What this task involves: Start at the line containing "OCR this image." and transcribe every line exactly through the end of the records below, and only those lines.

════════════════

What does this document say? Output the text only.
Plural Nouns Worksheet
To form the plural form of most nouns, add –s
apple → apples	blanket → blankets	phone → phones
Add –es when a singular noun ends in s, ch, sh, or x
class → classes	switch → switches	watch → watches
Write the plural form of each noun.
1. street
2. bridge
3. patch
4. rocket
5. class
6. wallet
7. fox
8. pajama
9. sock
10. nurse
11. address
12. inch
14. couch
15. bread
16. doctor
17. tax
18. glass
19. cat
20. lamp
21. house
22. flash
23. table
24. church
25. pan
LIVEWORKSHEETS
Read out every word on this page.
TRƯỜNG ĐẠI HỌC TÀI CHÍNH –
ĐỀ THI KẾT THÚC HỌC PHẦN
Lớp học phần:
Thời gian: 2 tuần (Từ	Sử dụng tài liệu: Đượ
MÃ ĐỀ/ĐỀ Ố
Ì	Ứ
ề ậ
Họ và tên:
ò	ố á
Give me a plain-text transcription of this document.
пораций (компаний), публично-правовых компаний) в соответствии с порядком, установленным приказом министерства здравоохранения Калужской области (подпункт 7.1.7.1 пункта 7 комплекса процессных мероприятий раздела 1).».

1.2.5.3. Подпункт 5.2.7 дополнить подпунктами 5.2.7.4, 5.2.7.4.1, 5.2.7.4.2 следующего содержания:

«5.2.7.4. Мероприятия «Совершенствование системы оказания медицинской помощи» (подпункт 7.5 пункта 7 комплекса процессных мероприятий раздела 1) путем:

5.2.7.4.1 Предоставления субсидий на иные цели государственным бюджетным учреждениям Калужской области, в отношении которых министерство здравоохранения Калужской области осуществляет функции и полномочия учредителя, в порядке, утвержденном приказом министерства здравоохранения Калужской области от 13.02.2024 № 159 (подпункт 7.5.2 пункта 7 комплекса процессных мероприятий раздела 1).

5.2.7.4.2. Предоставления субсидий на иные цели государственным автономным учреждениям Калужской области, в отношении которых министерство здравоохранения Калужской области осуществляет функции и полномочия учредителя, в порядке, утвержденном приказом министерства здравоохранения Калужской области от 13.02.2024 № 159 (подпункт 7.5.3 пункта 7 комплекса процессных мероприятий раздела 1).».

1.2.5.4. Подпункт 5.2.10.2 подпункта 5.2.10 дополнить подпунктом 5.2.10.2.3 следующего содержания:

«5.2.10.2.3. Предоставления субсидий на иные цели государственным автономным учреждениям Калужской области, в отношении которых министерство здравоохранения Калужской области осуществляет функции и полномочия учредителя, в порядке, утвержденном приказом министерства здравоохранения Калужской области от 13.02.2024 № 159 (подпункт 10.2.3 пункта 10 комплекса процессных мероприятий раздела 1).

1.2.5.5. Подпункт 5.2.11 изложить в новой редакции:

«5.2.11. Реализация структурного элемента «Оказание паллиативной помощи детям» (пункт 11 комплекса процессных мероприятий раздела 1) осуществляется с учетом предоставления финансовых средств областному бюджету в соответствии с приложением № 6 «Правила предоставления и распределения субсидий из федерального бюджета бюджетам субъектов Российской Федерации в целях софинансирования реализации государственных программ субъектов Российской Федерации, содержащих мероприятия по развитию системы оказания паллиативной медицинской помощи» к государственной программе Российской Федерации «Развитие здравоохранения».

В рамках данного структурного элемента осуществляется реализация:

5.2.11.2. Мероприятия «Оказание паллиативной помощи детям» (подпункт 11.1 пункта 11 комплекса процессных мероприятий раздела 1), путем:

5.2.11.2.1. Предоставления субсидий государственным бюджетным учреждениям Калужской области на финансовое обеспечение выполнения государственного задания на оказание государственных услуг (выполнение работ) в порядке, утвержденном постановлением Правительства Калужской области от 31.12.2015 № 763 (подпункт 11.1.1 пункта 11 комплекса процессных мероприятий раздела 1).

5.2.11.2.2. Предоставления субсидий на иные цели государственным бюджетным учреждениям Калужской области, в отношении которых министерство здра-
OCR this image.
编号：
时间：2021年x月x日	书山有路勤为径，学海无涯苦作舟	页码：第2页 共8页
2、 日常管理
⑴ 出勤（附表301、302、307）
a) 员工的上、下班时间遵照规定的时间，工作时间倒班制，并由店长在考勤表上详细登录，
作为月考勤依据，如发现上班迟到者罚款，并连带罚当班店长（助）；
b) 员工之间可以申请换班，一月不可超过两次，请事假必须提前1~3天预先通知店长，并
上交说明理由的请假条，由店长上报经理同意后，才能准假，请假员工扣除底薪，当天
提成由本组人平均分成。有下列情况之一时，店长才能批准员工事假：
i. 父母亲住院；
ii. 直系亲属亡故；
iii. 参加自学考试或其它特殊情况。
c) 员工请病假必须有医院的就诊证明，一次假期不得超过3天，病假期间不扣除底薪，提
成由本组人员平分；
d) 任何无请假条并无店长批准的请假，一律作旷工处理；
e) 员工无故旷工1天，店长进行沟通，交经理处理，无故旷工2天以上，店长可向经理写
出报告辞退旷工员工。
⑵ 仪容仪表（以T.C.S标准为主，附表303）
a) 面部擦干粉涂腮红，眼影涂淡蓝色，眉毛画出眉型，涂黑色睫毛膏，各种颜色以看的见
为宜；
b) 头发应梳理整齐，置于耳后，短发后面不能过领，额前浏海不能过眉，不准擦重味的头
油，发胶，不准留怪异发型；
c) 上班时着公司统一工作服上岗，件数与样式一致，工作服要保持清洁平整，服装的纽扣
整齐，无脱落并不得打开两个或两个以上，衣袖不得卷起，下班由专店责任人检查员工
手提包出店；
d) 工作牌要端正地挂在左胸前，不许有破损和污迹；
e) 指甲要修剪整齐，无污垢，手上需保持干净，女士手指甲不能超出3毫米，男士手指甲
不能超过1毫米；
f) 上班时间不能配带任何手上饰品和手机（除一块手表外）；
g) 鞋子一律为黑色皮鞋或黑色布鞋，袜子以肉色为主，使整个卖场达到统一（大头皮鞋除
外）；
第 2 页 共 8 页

════════════════

Right answer:
OCR this image.
编号：
时间：2021年x月x日	书山有路勤为径，学海无涯苦作舟	页码：第2页 共8页
2、 日常管理
⑴ 出勤（附表301、302、307）
a) 员工的上、下班时间遵照规定的时间，工作时间倒班制，并由店长在考勤表上详细登录，
作为月考勤依据，如发现上班迟到者罚款，并连带罚当班店长（助）；
b) 员工之间可以申请换班，一月不可超过两次，请事假必须提前1~3天预先通知店长，并
上交说明理由的请假条，由店长上报经理同意后，才能准假，请假员工扣除底薪，当天
提成由本组人平均分成。有下列情况之一时，店长才能批准员工事假：
i. 父母亲住院；
ii. 直系亲属亡故；
iii. 参加自学考试或其它特殊情况。
c) 员工请病假必须有医院的就诊证明，一次假期不得超过3天，病假期间不扣除底薪，提
成由本组人员平分；
d) 任何无请假条并无店长批准的请假，一律作旷工处理；
e) 员工无故旷工1天，店长进行沟通，交经理处理，无故旷工2天以上，店长可向经理写
出报告辞退旷工员工。
⑵ 仪容仪表（以T.C.S标准为主，附表303）
a) 面部擦干粉涂腮红，眼影涂淡蓝色，眉毛画出眉型，涂黑色睫毛膏，各种颜色以看的见
为宜；
b) 头发应梳理整齐，置于耳后，短发后面不能过领，额前浏海不能过眉，不准擦重味的头
油，发胶，不准留怪异发型；
c) 上班时着公司统一工作服上岗，件数与样式一致，工作服要保持清洁平整，服装的纽扣
整齐，无脱落并不得打开两个或两个以上，衣袖不得卷起，下班由专店责任人检查员工
手提包出店；
d) 工作牌要端正地挂在左胸前，不许有破损和污迹；
e) 指甲要修剪整齐，无污垢，手上需保持干净，女士手指甲不能超出3毫米，男士手指甲
不能超过1毫米；
f) 上班时间不能配带任何手上饰品和手机（除一块手表外）；
g) 鞋子一律为黑色皮鞋或黑色布鞋，袜子以肉色为主，使整个卖场达到统一（大头皮鞋除
外）；
第 2 页 共 8 页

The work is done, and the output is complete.